Stated exercise
Search the data for the word "dass". Reproduce every line where it is found.

Collected data entries:
Begin

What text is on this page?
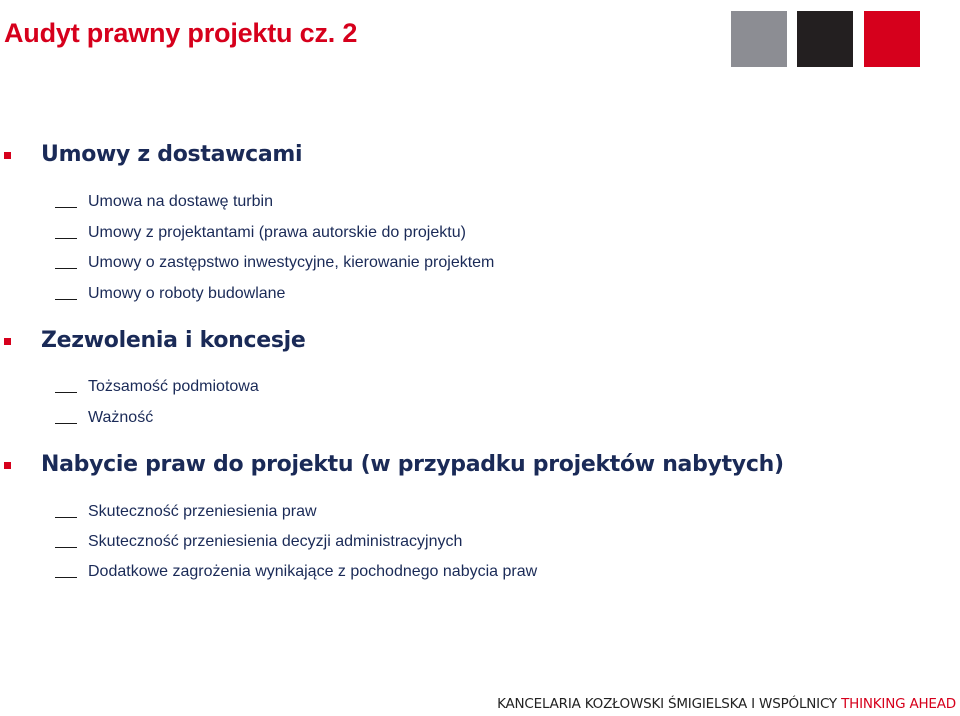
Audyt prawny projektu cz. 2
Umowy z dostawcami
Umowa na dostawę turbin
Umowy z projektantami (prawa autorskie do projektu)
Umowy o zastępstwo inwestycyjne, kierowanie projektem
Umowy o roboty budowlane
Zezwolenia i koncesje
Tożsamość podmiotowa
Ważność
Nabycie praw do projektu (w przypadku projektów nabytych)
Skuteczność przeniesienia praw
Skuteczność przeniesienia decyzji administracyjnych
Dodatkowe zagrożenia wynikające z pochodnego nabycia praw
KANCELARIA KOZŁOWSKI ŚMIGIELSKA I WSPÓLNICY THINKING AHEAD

End
Begin

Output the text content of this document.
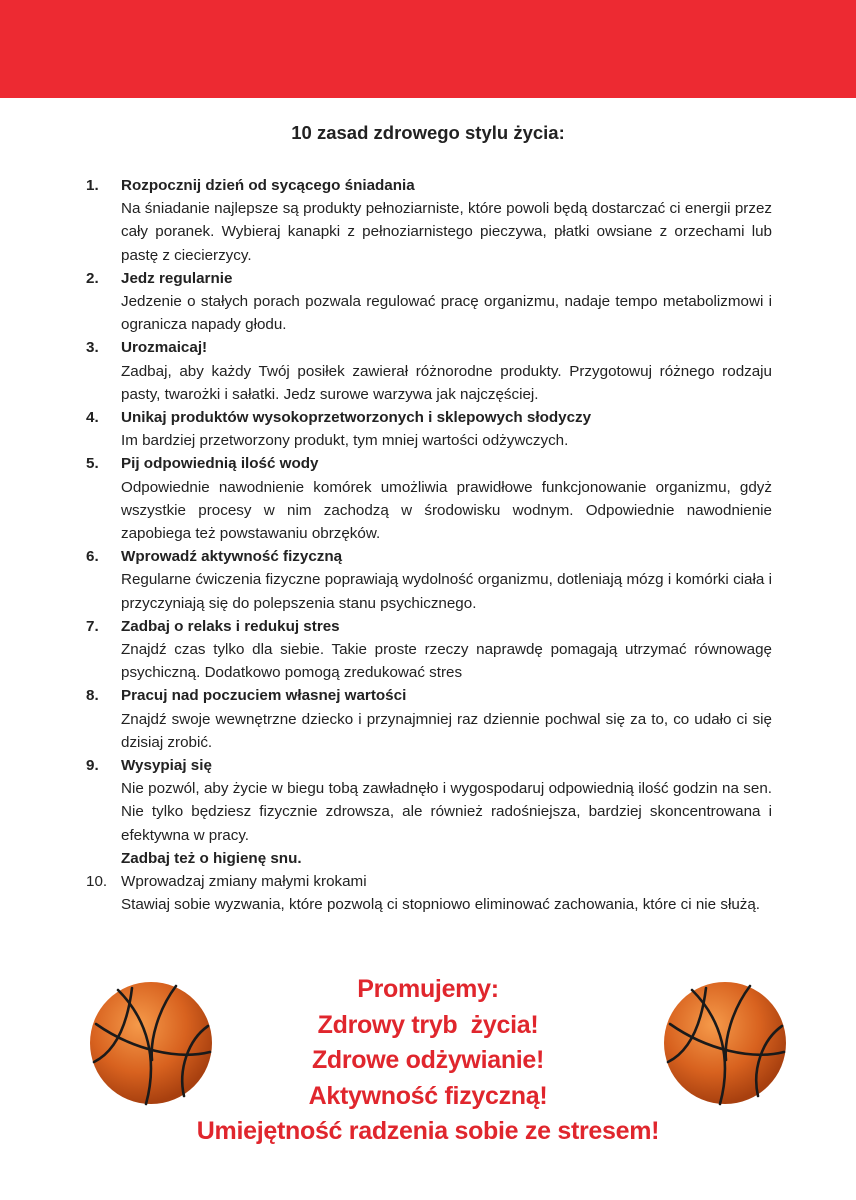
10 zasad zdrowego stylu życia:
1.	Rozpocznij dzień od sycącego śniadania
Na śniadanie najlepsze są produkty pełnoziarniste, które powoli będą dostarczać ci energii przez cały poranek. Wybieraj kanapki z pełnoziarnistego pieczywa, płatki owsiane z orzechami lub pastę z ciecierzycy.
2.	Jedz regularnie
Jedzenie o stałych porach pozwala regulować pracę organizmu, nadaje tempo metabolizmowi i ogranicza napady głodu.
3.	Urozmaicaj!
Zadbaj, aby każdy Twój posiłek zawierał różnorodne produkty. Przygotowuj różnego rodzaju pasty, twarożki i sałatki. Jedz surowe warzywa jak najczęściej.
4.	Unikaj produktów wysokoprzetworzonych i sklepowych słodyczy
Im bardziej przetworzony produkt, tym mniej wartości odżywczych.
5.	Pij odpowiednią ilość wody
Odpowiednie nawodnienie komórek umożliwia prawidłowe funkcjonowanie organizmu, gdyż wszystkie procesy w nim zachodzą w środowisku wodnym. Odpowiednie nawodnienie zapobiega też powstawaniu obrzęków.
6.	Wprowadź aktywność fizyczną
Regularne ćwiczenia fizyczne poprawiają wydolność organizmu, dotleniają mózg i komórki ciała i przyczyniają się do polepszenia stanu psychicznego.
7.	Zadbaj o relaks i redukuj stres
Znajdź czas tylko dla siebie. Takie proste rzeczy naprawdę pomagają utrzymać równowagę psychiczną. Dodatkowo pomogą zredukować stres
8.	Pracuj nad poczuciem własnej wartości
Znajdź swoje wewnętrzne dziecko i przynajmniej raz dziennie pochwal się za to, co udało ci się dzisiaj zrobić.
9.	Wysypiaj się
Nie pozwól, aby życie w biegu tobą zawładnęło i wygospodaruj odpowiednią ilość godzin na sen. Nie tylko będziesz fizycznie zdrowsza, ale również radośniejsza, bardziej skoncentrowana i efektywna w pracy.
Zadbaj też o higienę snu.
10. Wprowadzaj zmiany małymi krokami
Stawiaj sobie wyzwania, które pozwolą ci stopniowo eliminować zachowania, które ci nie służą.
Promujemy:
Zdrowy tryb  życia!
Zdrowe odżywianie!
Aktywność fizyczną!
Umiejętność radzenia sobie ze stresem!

End
Begin

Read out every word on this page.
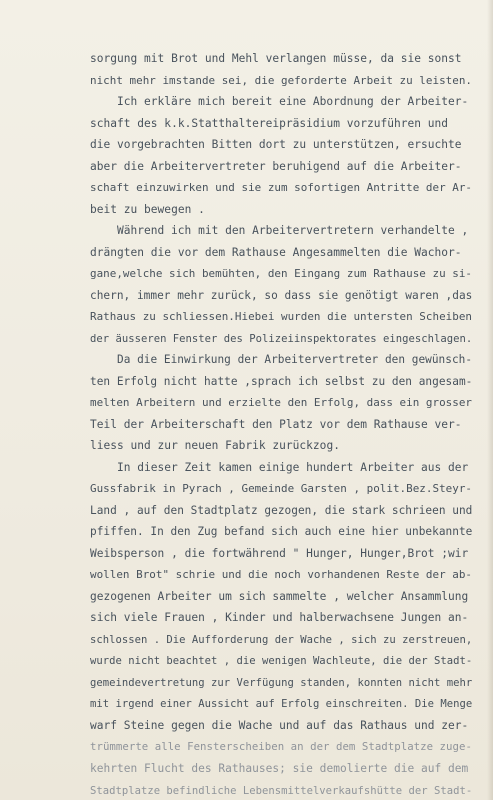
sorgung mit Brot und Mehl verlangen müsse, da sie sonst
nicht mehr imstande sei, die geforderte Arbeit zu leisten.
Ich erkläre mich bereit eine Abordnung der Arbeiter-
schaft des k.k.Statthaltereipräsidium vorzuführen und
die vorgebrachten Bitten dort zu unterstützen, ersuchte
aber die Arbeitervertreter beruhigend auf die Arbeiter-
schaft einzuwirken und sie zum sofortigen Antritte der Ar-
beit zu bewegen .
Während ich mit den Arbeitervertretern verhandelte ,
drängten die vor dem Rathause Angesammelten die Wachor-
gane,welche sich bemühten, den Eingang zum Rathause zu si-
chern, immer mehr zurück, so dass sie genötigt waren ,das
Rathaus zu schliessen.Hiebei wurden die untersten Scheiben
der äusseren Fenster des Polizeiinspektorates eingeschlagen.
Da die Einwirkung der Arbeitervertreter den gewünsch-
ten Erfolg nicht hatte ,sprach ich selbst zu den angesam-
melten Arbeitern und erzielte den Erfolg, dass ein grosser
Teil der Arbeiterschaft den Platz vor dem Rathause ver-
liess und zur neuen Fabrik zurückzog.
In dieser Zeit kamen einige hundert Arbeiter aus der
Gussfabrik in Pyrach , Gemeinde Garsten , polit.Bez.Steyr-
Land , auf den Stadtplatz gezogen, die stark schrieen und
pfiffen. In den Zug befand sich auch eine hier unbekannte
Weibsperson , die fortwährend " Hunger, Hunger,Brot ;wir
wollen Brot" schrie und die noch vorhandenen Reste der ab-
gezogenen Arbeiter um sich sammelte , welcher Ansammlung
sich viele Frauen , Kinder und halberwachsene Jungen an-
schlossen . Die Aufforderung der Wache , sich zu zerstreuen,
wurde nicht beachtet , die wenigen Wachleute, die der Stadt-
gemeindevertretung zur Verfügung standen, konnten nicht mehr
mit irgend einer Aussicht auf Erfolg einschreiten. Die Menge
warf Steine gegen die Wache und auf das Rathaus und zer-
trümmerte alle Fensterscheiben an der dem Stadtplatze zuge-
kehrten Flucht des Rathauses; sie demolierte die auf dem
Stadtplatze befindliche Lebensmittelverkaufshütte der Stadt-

End

The solution
chern, immer mehr zurück, so dass sie genötigt waren ,das
melten Arbeitern und erzielte den Erfolg, dass ein grosser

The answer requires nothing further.